MATERIAL SUPPLIED

+ + + + +

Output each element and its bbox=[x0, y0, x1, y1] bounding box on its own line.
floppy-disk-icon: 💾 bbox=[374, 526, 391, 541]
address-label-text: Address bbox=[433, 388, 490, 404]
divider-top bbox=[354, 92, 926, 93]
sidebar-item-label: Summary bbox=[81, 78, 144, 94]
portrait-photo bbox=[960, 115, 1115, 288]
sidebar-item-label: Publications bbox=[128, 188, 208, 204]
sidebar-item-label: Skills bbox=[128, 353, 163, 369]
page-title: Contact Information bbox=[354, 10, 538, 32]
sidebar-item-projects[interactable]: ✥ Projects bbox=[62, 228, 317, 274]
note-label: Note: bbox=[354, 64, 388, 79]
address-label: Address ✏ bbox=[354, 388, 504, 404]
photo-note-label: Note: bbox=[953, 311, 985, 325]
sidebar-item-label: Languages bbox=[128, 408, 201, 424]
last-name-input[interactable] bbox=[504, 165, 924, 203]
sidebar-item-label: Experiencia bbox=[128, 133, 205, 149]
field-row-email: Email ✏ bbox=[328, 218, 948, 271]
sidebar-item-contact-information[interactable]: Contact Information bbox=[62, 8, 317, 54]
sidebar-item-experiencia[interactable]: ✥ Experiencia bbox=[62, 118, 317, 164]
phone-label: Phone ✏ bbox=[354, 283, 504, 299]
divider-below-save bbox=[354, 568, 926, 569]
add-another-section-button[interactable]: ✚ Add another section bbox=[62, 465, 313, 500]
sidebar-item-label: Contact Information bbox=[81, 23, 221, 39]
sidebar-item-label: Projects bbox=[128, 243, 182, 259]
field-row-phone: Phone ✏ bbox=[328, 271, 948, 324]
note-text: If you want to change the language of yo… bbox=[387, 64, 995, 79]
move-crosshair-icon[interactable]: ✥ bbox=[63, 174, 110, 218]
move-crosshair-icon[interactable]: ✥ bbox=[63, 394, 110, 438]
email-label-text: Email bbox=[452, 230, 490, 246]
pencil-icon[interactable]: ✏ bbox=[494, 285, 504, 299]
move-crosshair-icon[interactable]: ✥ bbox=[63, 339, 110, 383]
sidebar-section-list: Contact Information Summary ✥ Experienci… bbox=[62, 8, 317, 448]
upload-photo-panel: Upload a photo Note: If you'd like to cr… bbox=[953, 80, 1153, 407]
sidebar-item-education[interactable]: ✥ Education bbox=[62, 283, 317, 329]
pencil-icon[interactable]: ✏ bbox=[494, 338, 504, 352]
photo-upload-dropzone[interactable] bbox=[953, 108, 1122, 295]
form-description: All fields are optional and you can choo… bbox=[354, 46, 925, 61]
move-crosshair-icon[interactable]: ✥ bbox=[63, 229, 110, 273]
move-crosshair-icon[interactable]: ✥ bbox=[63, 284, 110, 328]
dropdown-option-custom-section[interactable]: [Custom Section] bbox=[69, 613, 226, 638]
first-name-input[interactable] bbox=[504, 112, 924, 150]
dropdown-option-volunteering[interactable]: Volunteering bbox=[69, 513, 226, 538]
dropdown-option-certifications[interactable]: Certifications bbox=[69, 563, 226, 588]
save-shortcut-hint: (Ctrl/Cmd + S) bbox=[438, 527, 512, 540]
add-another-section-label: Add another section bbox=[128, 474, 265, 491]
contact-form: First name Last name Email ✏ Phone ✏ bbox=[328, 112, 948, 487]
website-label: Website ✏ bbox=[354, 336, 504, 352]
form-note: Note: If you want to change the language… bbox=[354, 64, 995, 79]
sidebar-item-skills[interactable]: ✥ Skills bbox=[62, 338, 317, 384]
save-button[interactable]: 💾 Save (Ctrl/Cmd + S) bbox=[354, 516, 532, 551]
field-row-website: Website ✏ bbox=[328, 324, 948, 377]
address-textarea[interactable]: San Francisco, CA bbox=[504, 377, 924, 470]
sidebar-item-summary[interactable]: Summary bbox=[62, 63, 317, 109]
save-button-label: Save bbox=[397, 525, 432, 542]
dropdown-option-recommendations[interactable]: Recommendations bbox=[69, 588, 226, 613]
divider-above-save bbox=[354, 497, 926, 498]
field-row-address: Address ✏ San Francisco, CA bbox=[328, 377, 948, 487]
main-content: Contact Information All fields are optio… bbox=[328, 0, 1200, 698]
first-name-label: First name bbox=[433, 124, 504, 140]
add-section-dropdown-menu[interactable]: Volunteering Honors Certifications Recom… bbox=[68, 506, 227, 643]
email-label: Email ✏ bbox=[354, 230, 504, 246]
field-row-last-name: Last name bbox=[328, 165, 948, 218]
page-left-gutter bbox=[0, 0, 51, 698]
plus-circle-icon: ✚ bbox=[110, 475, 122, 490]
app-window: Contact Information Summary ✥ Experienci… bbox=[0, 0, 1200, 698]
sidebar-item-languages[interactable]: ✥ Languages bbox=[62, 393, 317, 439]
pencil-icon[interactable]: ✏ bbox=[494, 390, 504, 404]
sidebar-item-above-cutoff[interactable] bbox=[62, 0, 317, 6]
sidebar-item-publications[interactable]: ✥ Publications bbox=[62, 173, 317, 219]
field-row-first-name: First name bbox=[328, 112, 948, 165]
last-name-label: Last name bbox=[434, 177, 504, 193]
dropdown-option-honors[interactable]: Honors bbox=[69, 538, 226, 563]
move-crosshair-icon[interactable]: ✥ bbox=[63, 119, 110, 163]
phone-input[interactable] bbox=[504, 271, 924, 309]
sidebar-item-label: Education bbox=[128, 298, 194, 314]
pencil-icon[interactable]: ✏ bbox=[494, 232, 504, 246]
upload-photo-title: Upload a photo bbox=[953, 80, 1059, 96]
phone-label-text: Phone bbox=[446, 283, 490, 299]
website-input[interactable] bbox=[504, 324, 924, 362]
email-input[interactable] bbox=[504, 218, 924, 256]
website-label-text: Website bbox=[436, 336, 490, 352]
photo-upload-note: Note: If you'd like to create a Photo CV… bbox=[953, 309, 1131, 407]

+ + + + +

WHAT TO DO
Copy all of the rows above word for word, each on its own line.

WRITTEN SOLUTION
Output each element and its bbox=[x0, y0, x1, y1] bounding box on its own line.
floppy-disk-icon: 💾 bbox=[374, 526, 391, 541]
address-label-text: Address bbox=[433, 388, 490, 404]
divider-top bbox=[354, 92, 926, 93]
sidebar-item-label: Summary bbox=[81, 78, 144, 94]
portrait-photo bbox=[960, 115, 1115, 288]
sidebar-item-label: Publications bbox=[128, 188, 208, 204]
sidebar-item-label: Skills bbox=[128, 353, 163, 369]
page-title: Contact Information bbox=[354, 10, 538, 32]
sidebar-item-projects[interactable]: ✥ Projects bbox=[62, 228, 317, 274]
note-label: Note: bbox=[354, 64, 388, 79]
address-label: Address ✏ bbox=[354, 388, 504, 404]
photo-note-label: Note: bbox=[953, 311, 985, 325]
sidebar-item-label: Languages bbox=[128, 408, 201, 424]
last-name-input[interactable] bbox=[504, 165, 924, 203]
sidebar-item-label: Experiencia bbox=[128, 133, 205, 149]
field-row-email: Email ✏ bbox=[328, 218, 948, 271]
sidebar-item-contact-information[interactable]: Contact Information bbox=[62, 8, 317, 54]
sidebar-item-experiencia[interactable]: ✥ Experiencia bbox=[62, 118, 317, 164]
phone-label: Phone ✏ bbox=[354, 283, 504, 299]
divider-below-save bbox=[354, 568, 926, 569]
add-another-section-button[interactable]: ✚ Add another section bbox=[62, 465, 313, 500]
sidebar-item-label: Contact Information bbox=[81, 23, 221, 39]
sidebar-item-label: Projects bbox=[128, 243, 182, 259]
field-row-phone: Phone ✏ bbox=[328, 271, 948, 324]
note-text: If you want to change the language of yo… bbox=[387, 64, 995, 79]
move-crosshair-icon[interactable]: ✥ bbox=[63, 174, 110, 218]
move-crosshair-icon[interactable]: ✥ bbox=[63, 394, 110, 438]
email-label-text: Email bbox=[452, 230, 490, 246]
pencil-icon[interactable]: ✏ bbox=[494, 285, 504, 299]
move-crosshair-icon[interactable]: ✥ bbox=[63, 339, 110, 383]
sidebar-section-list: Contact Information Summary ✥ Experienci… bbox=[62, 8, 317, 448]
upload-photo-panel: Upload a photo Note: If you'd like to cr… bbox=[953, 80, 1153, 407]
sidebar-item-education[interactable]: ✥ Education bbox=[62, 283, 317, 329]
pencil-icon[interactable]: ✏ bbox=[494, 338, 504, 352]
photo-upload-dropzone[interactable] bbox=[953, 108, 1122, 295]
form-description: All fields are optional and you can choo… bbox=[354, 46, 925, 61]
move-crosshair-icon[interactable]: ✥ bbox=[63, 229, 110, 273]
move-crosshair-icon[interactable]: ✥ bbox=[63, 284, 110, 328]
dropdown-option-custom-section[interactable]: [Custom Section] bbox=[69, 613, 226, 638]
first-name-input[interactable] bbox=[504, 112, 924, 150]
dropdown-option-volunteering[interactable]: Volunteering bbox=[69, 513, 226, 538]
dropdown-option-certifications[interactable]: Certifications bbox=[69, 563, 226, 588]
save-shortcut-hint: (Ctrl/Cmd + S) bbox=[438, 527, 512, 540]
add-another-section-label: Add another section bbox=[128, 474, 265, 491]
contact-form: First name Last name Email ✏ Phone ✏ bbox=[328, 112, 948, 487]
website-label: Website ✏ bbox=[354, 336, 504, 352]
form-note: Note: If you want to change the language… bbox=[354, 64, 995, 79]
sidebar-item-skills[interactable]: ✥ Skills bbox=[62, 338, 317, 384]
save-button[interactable]: 💾 Save (Ctrl/Cmd + S) bbox=[354, 516, 532, 551]
field-row-website: Website ✏ bbox=[328, 324, 948, 377]
address-textarea[interactable]: San Francisco, CA bbox=[504, 377, 924, 470]
sidebar-item-summary[interactable]: Summary bbox=[62, 63, 317, 109]
save-button-label: Save bbox=[397, 525, 432, 542]
dropdown-option-recommendations[interactable]: Recommendations bbox=[69, 588, 226, 613]
divider-above-save bbox=[354, 497, 926, 498]
field-row-address: Address ✏ San Francisco, CA bbox=[328, 377, 948, 487]
main-content: Contact Information All fields are optio… bbox=[328, 0, 1200, 698]
first-name-label: First name bbox=[433, 124, 504, 140]
add-section-dropdown-menu[interactable]: Volunteering Honors Certifications Recom… bbox=[68, 506, 227, 643]
email-label: Email ✏ bbox=[354, 230, 504, 246]
field-row-last-name: Last name bbox=[328, 165, 948, 218]
page-left-gutter bbox=[0, 0, 51, 698]
plus-circle-icon: ✚ bbox=[110, 475, 122, 490]
app-window: Contact Information Summary ✥ Experienci… bbox=[0, 0, 1200, 698]
sidebar-item-languages[interactable]: ✥ Languages bbox=[62, 393, 317, 439]
pencil-icon[interactable]: ✏ bbox=[494, 390, 504, 404]
sidebar-item-above-cutoff[interactable] bbox=[62, 0, 317, 6]
sidebar-item-publications[interactable]: ✥ Publications bbox=[62, 173, 317, 219]
field-row-first-name: First name bbox=[328, 112, 948, 165]
last-name-label: Last name bbox=[434, 177, 504, 193]
dropdown-option-honors[interactable]: Honors bbox=[69, 538, 226, 563]
move-crosshair-icon[interactable]: ✥ bbox=[63, 119, 110, 163]
phone-input[interactable] bbox=[504, 271, 924, 309]
sidebar-item-label: Education bbox=[128, 298, 194, 314]
pencil-icon[interactable]: ✏ bbox=[494, 232, 504, 246]
upload-photo-title: Upload a photo bbox=[953, 80, 1059, 96]
phone-label-text: Phone bbox=[446, 283, 490, 299]
website-input[interactable] bbox=[504, 324, 924, 362]
email-input[interactable] bbox=[504, 218, 924, 256]
website-label-text: Website bbox=[436, 336, 490, 352]
photo-upload-note: Note: If you'd like to create a Photo CV… bbox=[953, 309, 1131, 407]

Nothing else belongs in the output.